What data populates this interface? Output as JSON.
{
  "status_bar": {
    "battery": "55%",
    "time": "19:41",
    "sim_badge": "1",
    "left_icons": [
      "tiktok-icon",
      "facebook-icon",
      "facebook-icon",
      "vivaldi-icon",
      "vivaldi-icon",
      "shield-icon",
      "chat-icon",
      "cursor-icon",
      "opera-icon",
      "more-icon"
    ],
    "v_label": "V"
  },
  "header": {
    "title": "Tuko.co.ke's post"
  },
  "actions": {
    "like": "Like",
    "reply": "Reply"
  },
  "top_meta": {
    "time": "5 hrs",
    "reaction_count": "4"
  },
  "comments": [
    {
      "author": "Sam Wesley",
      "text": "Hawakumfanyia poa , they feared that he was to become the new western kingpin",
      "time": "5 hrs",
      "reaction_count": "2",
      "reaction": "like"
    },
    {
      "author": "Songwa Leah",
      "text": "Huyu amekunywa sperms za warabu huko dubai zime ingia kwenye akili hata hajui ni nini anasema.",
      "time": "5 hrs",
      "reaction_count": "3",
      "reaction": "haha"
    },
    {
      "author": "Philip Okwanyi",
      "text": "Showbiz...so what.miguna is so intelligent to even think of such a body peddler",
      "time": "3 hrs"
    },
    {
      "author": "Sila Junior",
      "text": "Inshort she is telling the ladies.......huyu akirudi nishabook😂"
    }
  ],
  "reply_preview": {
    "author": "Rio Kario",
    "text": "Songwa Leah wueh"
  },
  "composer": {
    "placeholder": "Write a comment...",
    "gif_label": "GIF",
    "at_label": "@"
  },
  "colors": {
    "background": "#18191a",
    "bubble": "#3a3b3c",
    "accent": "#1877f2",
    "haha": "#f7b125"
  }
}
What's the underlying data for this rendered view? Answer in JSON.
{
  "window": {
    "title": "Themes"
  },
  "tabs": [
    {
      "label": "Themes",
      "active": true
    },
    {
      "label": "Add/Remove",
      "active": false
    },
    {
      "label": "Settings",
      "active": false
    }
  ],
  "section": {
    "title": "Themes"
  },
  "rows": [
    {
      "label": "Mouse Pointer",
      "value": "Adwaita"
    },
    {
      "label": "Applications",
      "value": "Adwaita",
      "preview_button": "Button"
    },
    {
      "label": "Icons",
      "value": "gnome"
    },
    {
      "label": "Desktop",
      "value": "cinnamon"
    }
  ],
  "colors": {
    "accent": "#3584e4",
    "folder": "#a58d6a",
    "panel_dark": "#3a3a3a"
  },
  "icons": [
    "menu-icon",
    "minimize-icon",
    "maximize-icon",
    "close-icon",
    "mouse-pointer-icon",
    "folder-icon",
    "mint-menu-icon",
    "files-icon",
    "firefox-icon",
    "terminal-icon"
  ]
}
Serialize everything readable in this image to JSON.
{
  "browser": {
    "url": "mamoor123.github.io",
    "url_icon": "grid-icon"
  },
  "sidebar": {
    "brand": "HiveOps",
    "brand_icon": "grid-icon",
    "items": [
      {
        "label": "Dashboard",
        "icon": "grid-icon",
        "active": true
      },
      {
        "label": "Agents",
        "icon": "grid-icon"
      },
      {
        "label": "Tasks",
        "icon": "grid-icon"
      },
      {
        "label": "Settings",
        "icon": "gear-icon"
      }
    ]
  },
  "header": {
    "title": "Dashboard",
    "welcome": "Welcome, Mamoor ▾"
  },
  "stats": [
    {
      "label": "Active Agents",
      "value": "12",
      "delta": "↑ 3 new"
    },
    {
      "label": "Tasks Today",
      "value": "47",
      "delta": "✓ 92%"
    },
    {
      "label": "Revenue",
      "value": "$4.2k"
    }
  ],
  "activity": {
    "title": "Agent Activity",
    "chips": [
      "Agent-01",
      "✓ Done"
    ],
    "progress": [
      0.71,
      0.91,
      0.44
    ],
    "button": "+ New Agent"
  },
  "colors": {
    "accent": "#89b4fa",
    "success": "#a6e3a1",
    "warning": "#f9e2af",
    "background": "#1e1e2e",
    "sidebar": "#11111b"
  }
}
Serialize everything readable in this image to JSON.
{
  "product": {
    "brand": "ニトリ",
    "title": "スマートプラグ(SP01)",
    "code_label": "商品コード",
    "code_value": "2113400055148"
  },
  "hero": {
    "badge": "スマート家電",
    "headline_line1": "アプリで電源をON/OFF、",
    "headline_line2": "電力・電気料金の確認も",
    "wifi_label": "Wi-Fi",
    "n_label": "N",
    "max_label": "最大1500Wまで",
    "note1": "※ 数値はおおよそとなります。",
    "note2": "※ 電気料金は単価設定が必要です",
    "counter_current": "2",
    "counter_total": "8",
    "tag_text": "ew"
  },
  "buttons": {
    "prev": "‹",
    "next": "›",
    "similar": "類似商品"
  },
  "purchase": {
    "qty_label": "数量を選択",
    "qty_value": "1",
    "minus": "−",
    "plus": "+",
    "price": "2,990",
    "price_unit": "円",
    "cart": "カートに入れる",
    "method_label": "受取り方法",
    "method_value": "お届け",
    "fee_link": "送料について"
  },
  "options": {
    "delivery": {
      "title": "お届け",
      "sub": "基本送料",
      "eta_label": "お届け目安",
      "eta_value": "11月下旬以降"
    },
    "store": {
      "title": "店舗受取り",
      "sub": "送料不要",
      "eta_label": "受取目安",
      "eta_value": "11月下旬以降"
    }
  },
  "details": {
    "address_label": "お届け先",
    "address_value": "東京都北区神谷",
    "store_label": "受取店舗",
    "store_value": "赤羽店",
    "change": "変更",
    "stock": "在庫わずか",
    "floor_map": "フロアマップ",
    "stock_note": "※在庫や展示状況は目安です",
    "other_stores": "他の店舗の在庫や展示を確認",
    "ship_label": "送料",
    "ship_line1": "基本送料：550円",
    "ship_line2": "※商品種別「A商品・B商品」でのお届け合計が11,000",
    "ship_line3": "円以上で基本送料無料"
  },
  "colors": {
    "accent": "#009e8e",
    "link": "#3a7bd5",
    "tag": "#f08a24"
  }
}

Goal of the exercise: Copy out all lines that carry the word "title".

Result of this task:
    "title": "Tuko.co.ke's post"
    "title": "Themes"
    "title": "Themes"
    "title": "Dashboard",
    "title": "Agent Activity",
    "title": "スマートプラグ(SP01)",
      "title": "お届け",
      "title": "店舗受取り",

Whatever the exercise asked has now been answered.